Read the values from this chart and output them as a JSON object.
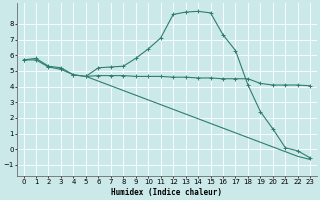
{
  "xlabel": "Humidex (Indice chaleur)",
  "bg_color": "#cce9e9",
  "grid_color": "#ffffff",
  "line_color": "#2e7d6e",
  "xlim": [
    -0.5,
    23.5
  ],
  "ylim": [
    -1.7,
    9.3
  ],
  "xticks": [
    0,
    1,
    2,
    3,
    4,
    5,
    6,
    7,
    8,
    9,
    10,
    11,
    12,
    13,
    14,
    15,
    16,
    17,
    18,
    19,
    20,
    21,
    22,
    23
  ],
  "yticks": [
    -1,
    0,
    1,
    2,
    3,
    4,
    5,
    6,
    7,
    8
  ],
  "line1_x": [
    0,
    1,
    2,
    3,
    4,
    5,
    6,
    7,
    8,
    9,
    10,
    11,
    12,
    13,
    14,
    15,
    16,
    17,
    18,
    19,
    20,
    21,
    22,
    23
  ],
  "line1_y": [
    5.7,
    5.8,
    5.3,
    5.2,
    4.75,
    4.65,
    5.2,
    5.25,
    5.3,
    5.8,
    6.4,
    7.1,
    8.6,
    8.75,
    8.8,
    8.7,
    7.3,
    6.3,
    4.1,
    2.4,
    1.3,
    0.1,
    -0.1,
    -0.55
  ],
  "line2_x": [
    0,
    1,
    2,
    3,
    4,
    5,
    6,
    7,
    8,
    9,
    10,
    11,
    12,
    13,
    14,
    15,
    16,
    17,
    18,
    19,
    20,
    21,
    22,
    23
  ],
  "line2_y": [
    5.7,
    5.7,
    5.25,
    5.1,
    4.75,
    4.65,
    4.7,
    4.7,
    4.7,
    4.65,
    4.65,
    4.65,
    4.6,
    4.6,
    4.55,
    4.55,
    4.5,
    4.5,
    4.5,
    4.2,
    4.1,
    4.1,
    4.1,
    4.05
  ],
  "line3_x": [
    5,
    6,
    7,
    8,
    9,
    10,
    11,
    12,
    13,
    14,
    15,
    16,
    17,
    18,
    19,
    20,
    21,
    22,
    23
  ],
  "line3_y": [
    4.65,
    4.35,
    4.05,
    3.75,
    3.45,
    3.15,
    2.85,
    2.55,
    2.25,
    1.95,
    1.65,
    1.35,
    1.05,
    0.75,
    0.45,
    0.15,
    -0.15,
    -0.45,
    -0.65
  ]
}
───
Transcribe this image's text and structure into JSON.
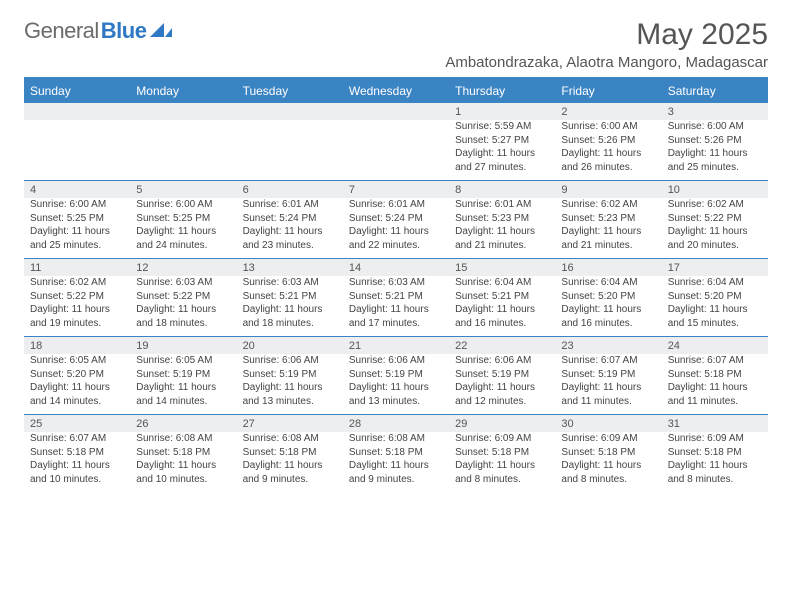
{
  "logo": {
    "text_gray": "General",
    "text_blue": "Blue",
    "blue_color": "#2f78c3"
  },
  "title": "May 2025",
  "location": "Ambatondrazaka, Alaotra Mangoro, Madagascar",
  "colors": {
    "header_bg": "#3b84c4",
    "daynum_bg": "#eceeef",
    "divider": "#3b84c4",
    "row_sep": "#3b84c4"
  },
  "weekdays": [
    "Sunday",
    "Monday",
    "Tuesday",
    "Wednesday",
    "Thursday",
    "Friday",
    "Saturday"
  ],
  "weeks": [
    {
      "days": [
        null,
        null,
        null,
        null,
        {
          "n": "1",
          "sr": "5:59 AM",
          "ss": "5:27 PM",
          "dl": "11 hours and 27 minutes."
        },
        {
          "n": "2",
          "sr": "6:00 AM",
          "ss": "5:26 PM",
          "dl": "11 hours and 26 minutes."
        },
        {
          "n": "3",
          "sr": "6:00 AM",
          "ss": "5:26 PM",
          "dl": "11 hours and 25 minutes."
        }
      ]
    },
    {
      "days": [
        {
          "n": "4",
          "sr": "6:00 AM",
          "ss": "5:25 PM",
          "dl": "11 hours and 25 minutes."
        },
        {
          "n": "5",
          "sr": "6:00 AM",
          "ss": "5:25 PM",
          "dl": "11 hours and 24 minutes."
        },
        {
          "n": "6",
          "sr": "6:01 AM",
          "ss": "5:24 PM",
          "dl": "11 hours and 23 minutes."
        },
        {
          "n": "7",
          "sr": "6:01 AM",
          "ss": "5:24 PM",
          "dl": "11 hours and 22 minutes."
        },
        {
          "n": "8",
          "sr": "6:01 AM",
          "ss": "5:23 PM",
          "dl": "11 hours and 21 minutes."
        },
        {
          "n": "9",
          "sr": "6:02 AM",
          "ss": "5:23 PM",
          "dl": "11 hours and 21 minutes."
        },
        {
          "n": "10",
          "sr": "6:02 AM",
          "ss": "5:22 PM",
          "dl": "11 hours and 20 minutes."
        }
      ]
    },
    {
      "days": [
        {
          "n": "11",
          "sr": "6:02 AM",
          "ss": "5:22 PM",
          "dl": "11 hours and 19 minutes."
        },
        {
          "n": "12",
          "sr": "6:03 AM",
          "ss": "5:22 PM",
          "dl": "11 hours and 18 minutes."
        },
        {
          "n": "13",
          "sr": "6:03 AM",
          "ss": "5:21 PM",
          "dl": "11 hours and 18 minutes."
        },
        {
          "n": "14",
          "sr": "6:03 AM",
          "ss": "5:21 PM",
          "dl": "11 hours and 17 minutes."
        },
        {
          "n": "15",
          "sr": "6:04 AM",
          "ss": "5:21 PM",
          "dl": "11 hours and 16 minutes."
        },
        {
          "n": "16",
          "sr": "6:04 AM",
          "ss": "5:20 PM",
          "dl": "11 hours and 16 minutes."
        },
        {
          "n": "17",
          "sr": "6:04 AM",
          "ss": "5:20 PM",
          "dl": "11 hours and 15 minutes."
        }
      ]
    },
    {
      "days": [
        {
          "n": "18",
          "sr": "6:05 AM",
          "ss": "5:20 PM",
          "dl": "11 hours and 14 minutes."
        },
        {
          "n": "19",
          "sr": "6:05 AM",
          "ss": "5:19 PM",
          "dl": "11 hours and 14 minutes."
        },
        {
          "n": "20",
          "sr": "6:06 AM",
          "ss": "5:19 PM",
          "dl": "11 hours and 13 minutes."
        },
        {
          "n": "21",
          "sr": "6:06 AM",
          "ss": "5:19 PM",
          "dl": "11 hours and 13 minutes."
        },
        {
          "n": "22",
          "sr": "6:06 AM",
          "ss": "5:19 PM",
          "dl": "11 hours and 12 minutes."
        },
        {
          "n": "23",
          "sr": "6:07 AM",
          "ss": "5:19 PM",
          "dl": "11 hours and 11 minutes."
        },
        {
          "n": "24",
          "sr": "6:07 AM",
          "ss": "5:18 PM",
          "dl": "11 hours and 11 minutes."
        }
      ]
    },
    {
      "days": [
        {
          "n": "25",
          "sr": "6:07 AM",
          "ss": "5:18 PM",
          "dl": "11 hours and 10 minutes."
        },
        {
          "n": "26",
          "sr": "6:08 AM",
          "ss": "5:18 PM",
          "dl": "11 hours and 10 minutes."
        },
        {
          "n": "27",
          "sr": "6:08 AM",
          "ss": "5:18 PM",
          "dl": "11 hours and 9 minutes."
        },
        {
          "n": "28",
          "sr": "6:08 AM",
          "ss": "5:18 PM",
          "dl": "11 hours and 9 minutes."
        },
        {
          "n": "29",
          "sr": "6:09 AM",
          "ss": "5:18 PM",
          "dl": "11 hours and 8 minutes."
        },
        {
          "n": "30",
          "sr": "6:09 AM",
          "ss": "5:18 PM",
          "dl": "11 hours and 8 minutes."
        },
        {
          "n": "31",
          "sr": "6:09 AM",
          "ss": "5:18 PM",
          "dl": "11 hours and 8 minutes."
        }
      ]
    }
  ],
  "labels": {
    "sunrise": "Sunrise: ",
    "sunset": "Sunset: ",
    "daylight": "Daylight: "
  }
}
───
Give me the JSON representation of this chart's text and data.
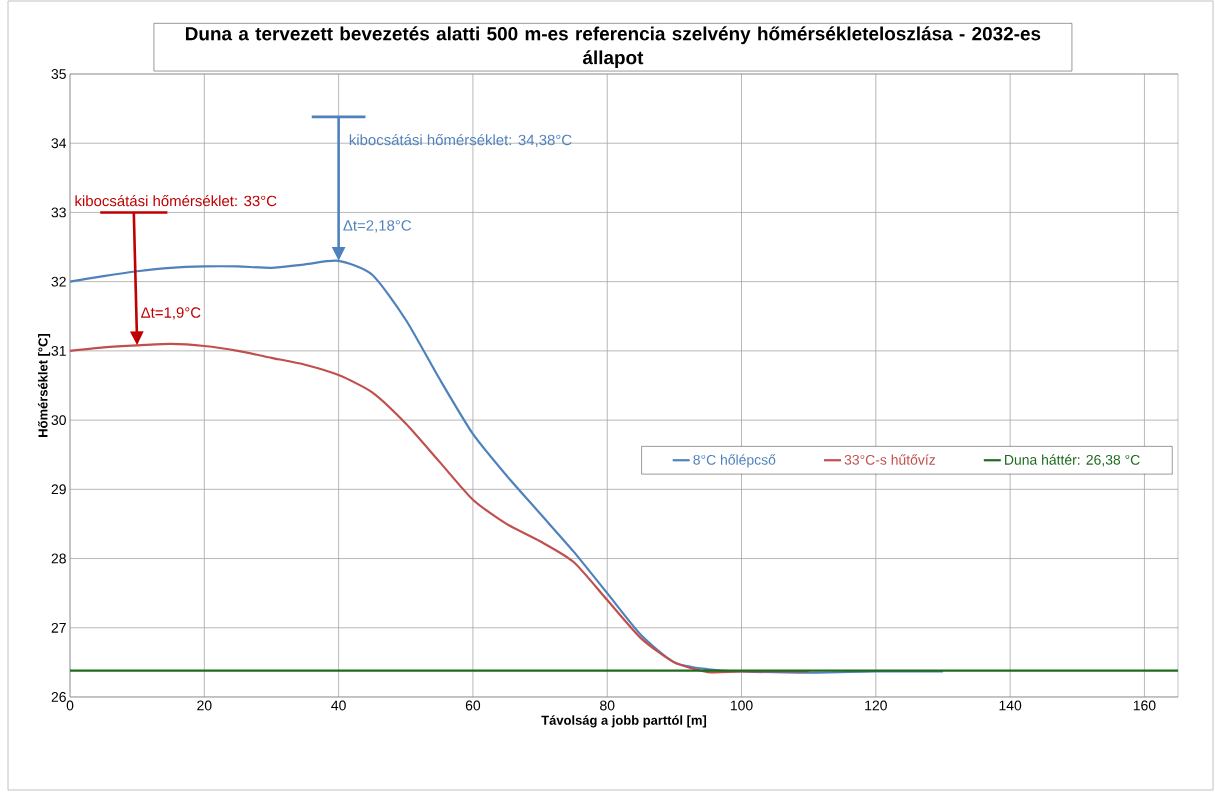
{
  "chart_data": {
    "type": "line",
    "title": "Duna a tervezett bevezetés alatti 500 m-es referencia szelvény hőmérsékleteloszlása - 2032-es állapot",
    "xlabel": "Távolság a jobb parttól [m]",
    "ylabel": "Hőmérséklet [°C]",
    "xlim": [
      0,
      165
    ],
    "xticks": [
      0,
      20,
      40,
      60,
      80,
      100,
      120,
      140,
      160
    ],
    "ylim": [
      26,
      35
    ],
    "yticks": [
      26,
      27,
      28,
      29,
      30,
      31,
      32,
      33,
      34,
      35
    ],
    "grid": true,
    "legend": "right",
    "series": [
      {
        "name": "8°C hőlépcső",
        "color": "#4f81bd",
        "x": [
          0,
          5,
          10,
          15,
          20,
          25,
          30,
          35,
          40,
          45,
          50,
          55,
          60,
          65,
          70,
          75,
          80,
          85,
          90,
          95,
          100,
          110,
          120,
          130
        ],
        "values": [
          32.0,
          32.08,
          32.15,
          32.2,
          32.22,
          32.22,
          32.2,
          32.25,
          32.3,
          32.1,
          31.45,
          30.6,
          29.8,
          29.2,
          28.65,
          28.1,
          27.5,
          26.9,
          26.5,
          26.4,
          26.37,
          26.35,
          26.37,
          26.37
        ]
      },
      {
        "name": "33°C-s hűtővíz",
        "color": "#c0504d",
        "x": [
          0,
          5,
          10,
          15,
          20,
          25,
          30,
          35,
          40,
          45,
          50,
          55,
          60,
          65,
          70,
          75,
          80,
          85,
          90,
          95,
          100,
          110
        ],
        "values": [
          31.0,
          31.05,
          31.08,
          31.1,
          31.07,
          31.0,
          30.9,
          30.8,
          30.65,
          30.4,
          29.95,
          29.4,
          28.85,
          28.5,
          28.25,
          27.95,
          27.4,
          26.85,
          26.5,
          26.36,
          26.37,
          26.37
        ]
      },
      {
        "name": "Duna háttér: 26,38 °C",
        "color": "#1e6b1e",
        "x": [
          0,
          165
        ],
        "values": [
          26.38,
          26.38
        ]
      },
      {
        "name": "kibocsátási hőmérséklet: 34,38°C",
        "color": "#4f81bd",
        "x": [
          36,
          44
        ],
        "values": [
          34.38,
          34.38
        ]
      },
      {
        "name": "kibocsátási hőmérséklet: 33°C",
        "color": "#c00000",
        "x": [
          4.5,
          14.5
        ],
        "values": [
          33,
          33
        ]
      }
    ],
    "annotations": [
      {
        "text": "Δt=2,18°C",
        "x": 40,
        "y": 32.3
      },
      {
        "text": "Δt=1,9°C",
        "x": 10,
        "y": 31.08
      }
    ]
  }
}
───
_Objective_: Copy every line of the material in which the word "Duna" occurs.

_Written answer_:
    "title": "Duna a tervezett bevezetés alatti 500 m-es referencia szelvény hőmérsékleteloszlása - 2032-es állapot",
        "name": "Duna háttér: 26,38 °C",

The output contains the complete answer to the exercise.